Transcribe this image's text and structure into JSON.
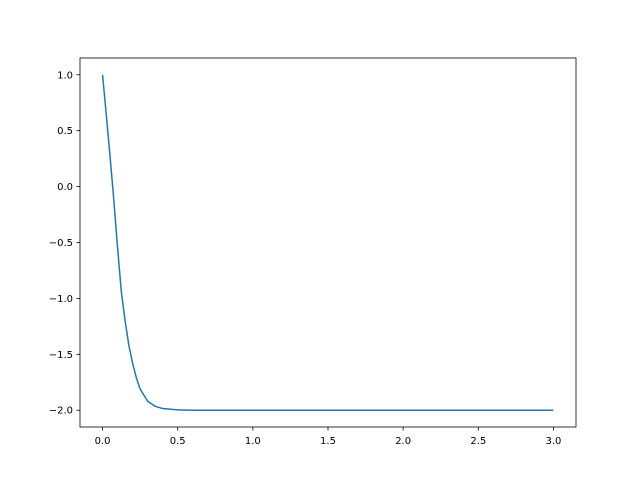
{
  "chart_data": {
    "type": "line",
    "title": "",
    "xlabel": "",
    "ylabel": "",
    "xlim": [
      -0.15,
      3.15
    ],
    "ylim": [
      -2.15,
      1.15
    ],
    "grid": false,
    "x_ticks": [
      "0.0",
      "0.5",
      "1.0",
      "1.5",
      "2.0",
      "2.5",
      "3.0"
    ],
    "y_ticks": [
      "−2.0",
      "−1.5",
      "−1.0",
      "−0.5",
      "0.0",
      "0.5",
      "1.0"
    ],
    "series": [
      {
        "color": "#1f77b4",
        "x": [
          0,
          0.025,
          0.05,
          0.075,
          0.1,
          0.125,
          0.15,
          0.175,
          0.2,
          0.225,
          0.25,
          0.3,
          0.35,
          0.4,
          0.5,
          0.6,
          0.8,
          1.0,
          1.5,
          2.0,
          2.5,
          3.0
        ],
        "y": [
          1.0,
          0.64,
          0.27,
          -0.12,
          -0.55,
          -0.94,
          -1.2,
          -1.42,
          -1.58,
          -1.71,
          -1.81,
          -1.92,
          -1.965,
          -1.985,
          -1.997,
          -2.0,
          -2.0,
          -2.0,
          -2.0,
          -2.0,
          -2.0,
          -2.0
        ]
      }
    ]
  }
}
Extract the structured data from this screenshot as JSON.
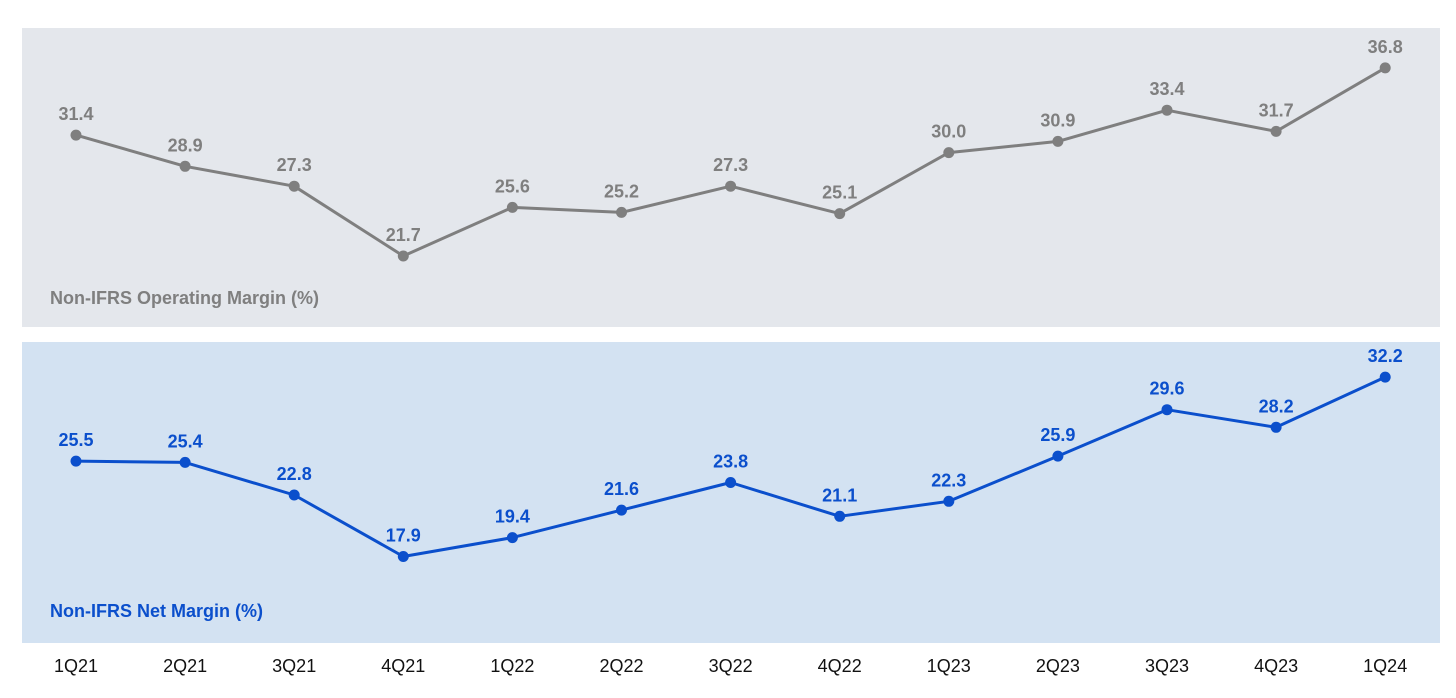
{
  "chart_data": [
    {
      "type": "line",
      "categories": [
        "1Q21",
        "2Q21",
        "3Q21",
        "4Q21",
        "1Q22",
        "2Q22",
        "3Q22",
        "4Q22",
        "1Q23",
        "2Q23",
        "3Q23",
        "4Q23",
        "1Q24"
      ],
      "series": [
        {
          "name": "Non-IFRS Operating Margin (%)",
          "values": [
            31.4,
            28.9,
            27.3,
            21.7,
            25.6,
            25.2,
            27.3,
            25.1,
            30.0,
            30.9,
            33.4,
            31.7,
            36.8
          ]
        }
      ],
      "title": "Non-IFRS Operating Margin (%)",
      "ylim": [
        16,
        40
      ],
      "grid": false,
      "colors": {
        "line": "#7f7f7f",
        "label": "#7f7f7f",
        "panel_bg": "#e4e7ec"
      }
    },
    {
      "type": "line",
      "categories": [
        "1Q21",
        "2Q21",
        "3Q21",
        "4Q21",
        "1Q22",
        "2Q22",
        "3Q22",
        "4Q22",
        "1Q23",
        "2Q23",
        "3Q23",
        "4Q23",
        "1Q24"
      ],
      "series": [
        {
          "name": "Non-IFRS Net Margin (%)",
          "values": [
            25.5,
            25.4,
            22.8,
            17.9,
            19.4,
            21.6,
            23.8,
            21.1,
            22.3,
            25.9,
            29.6,
            28.2,
            32.2
          ]
        }
      ],
      "title": "Non-IFRS Net Margin (%)",
      "ylim": [
        11,
        35
      ],
      "grid": false,
      "colors": {
        "line": "#0b4fcc",
        "label": "#0b4fcc",
        "panel_bg": "#d3e2f2"
      }
    }
  ],
  "x_axis": {
    "tick_labels": [
      "1Q21",
      "2Q21",
      "3Q21",
      "4Q21",
      "1Q22",
      "2Q22",
      "3Q22",
      "4Q22",
      "1Q23",
      "2Q23",
      "3Q23",
      "4Q23",
      "1Q24"
    ]
  }
}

■ TASK GOAL
Give the number of lines in the listing above that hold the string "title", with nothing else.

■ RESULT OF THE TASK
3